Your task: Extract each line of the data and write it out again exactly.

Supplied material:

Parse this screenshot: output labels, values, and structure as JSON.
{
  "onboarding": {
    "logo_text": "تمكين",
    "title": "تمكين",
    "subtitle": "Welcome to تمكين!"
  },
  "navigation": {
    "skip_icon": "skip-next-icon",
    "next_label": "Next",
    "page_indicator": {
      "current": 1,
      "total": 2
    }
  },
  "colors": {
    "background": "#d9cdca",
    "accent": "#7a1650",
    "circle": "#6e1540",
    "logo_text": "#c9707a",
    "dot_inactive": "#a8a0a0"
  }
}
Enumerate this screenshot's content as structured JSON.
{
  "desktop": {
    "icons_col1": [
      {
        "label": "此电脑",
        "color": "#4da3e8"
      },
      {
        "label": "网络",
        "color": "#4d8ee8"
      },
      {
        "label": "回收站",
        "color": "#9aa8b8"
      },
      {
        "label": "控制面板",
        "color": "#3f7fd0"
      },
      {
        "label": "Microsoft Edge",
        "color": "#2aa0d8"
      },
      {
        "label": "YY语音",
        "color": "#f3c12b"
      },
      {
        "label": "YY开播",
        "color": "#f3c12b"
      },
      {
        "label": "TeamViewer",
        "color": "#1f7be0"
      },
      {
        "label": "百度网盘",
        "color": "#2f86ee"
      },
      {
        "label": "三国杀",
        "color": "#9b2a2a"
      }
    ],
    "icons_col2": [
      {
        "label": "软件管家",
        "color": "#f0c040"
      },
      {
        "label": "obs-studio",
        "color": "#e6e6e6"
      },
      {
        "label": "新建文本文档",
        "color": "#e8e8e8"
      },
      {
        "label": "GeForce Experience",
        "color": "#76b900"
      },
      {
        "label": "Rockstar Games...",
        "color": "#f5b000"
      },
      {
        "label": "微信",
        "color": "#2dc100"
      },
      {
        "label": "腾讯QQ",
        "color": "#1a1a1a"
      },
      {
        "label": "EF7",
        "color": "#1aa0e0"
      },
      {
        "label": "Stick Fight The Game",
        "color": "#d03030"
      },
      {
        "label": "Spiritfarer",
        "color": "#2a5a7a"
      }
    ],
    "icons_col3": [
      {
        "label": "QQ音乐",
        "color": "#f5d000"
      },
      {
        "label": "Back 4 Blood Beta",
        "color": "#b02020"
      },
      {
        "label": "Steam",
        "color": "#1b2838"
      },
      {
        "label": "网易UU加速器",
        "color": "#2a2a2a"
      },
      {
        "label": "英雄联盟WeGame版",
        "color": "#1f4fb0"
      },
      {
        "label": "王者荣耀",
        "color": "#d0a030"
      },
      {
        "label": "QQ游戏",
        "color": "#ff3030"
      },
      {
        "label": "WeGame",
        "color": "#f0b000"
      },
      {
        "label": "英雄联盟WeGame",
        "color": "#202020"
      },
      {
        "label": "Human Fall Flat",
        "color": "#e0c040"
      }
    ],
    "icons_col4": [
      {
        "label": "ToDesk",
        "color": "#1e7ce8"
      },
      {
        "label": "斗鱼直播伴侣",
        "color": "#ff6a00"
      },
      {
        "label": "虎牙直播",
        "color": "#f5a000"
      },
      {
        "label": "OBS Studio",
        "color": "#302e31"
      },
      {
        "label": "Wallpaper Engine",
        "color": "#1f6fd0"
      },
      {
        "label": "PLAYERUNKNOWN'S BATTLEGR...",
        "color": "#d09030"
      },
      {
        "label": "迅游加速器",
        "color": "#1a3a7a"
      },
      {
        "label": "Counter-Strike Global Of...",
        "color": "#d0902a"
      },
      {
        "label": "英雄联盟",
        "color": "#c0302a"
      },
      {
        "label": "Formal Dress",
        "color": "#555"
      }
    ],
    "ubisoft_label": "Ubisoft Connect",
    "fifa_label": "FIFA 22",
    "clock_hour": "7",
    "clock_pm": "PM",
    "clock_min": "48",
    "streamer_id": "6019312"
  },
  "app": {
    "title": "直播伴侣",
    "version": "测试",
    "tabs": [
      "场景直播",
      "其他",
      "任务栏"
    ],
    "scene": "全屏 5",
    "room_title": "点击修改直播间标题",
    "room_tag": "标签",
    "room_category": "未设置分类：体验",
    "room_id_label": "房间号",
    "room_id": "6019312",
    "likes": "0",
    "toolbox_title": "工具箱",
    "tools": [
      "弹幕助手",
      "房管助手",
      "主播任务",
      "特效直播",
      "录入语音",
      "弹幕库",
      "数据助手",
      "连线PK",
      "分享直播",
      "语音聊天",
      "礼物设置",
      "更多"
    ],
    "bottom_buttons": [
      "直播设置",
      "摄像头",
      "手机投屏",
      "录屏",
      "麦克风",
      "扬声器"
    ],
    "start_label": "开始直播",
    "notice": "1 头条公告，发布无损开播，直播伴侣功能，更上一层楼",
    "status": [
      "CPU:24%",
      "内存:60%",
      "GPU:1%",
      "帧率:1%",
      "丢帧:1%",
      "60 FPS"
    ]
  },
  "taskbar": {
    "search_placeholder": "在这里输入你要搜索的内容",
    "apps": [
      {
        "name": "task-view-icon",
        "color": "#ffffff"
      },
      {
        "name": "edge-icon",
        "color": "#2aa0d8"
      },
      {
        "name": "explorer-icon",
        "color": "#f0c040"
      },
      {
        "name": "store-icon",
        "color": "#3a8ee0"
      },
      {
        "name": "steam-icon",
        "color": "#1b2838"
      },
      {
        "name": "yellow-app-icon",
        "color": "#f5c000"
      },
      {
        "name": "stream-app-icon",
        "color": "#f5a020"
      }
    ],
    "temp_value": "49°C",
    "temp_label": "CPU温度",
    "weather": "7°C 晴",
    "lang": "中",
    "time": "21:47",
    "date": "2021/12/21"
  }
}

Completed exercise:
Parse this screenshot: output labels, values, and structure as JSON.
{
  "onboarding": {
    "logo_text": "تمكين",
    "title": "تمكين",
    "subtitle": "Welcome to تمكين!"
  },
  "navigation": {
    "skip_icon": "skip-next-icon",
    "next_label": "Next",
    "page_indicator": {
      "current": 1,
      "total": 2
    }
  },
  "colors": {
    "background": "#d9cdca",
    "accent": "#7a1650",
    "circle": "#6e1540",
    "logo_text": "#c9707a",
    "dot_inactive": "#a8a0a0"
  }
}
Enumerate this screenshot's content as structured JSON.
{
  "desktop": {
    "icons_col1": [
      {
        "label": "此电脑",
        "color": "#4da3e8"
      },
      {
        "label": "网络",
        "color": "#4d8ee8"
      },
      {
        "label": "回收站",
        "color": "#9aa8b8"
      },
      {
        "label": "控制面板",
        "color": "#3f7fd0"
      },
      {
        "label": "Microsoft Edge",
        "color": "#2aa0d8"
      },
      {
        "label": "YY语音",
        "color": "#f3c12b"
      },
      {
        "label": "YY开播",
        "color": "#f3c12b"
      },
      {
        "label": "TeamViewer",
        "color": "#1f7be0"
      },
      {
        "label": "百度网盘",
        "color": "#2f86ee"
      },
      {
        "label": "三国杀",
        "color": "#9b2a2a"
      }
    ],
    "icons_col2": [
      {
        "label": "软件管家",
        "color": "#f0c040"
      },
      {
        "label": "obs-studio",
        "color": "#e6e6e6"
      },
      {
        "label": "新建文本文档",
        "color": "#e8e8e8"
      },
      {
        "label": "GeForce Experience",
        "color": "#76b900"
      },
      {
        "label": "Rockstar Games...",
        "color": "#f5b000"
      },
      {
        "label": "微信",
        "color": "#2dc100"
      },
      {
        "label": "腾讯QQ",
        "color": "#1a1a1a"
      },
      {
        "label": "EF7",
        "color": "#1aa0e0"
      },
      {
        "label": "Stick Fight The Game",
        "color": "#d03030"
      },
      {
        "label": "Spiritfarer",
        "color": "#2a5a7a"
      }
    ],
    "icons_col3": [
      {
        "label": "QQ音乐",
        "color": "#f5d000"
      },
      {
        "label": "Back 4 Blood Beta",
        "color": "#b02020"
      },
      {
        "label": "Steam",
        "color": "#1b2838"
      },
      {
        "label": "网易UU加速器",
        "color": "#2a2a2a"
      },
      {
        "label": "英雄联盟WeGame版",
        "color": "#1f4fb0"
      },
      {
        "label": "王者荣耀",
        "color": "#d0a030"
      },
      {
        "label": "QQ游戏",
        "color": "#ff3030"
      },
      {
        "label": "WeGame",
        "color": "#f0b000"
      },
      {
        "label": "英雄联盟WeGame",
        "color": "#202020"
      },
      {
        "label": "Human Fall Flat",
        "color": "#e0c040"
      }
    ],
    "icons_col4": [
      {
        "label": "ToDesk",
        "color": "#1e7ce8"
      },
      {
        "label": "斗鱼直播伴侣",
        "color": "#ff6a00"
      },
      {
        "label": "虎牙直播",
        "color": "#f5a000"
      },
      {
        "label": "OBS Studio",
        "color": "#302e31"
      },
      {
        "label": "Wallpaper Engine",
        "color": "#1f6fd0"
      },
      {
        "label": "PLAYERUNKNOWN'S BATTLEGR...",
        "color": "#d09030"
      },
      {
        "label": "迅游加速器",
        "color": "#1a3a7a"
      },
      {
        "label": "Counter-Strike Global Of...",
        "color": "#d0902a"
      },
      {
        "label": "英雄联盟",
        "color": "#c0302a"
      },
      {
        "label": "Formal Dress",
        "color": "#555"
      }
    ],
    "ubisoft_label": "Ubisoft Connect",
    "fifa_label": "FIFA 22",
    "clock_hour": "7",
    "clock_pm": "PM",
    "clock_min": "48",
    "streamer_id": "6019312"
  },
  "app": {
    "title": "直播伴侣",
    "version": "测试",
    "tabs": [
      "场景直播",
      "其他",
      "任务栏"
    ],
    "scene": "全屏 5",
    "room_title": "点击修改直播间标题",
    "room_tag": "标签",
    "room_category": "未设置分类：体验",
    "room_id_label": "房间号",
    "room_id": "6019312",
    "likes": "0",
    "toolbox_title": "工具箱",
    "tools": [
      "弹幕助手",
      "房管助手",
      "主播任务",
      "特效直播",
      "录入语音",
      "弹幕库",
      "数据助手",
      "连线PK",
      "分享直播",
      "语音聊天",
      "礼物设置",
      "更多"
    ],
    "bottom_buttons": [
      "直播设置",
      "摄像头",
      "手机投屏",
      "录屏",
      "麦克风",
      "扬声器"
    ],
    "start_label": "开始直播",
    "notice": "1 头条公告，发布无损开播，直播伴侣功能，更上一层楼",
    "status": [
      "CPU:24%",
      "内存:60%",
      "GPU:1%",
      "帧率:1%",
      "丢帧:1%",
      "60 FPS"
    ]
  },
  "taskbar": {
    "search_placeholder": "在这里输入你要搜索的内容",
    "apps": [
      {
        "name": "task-view-icon",
        "color": "#ffffff"
      },
      {
        "name": "edge-icon",
        "color": "#2aa0d8"
      },
      {
        "name": "explorer-icon",
        "color": "#f0c040"
      },
      {
        "name": "store-icon",
        "color": "#3a8ee0"
      },
      {
        "name": "steam-icon",
        "color": "#1b2838"
      },
      {
        "name": "yellow-app-icon",
        "color": "#f5c000"
      },
      {
        "name": "stream-app-icon",
        "color": "#f5a020"
      }
    ],
    "temp_value": "49°C",
    "temp_label": "CPU温度",
    "weather": "7°C 晴",
    "lang": "中",
    "time": "21:47",
    "date": "2021/12/21"
  }
}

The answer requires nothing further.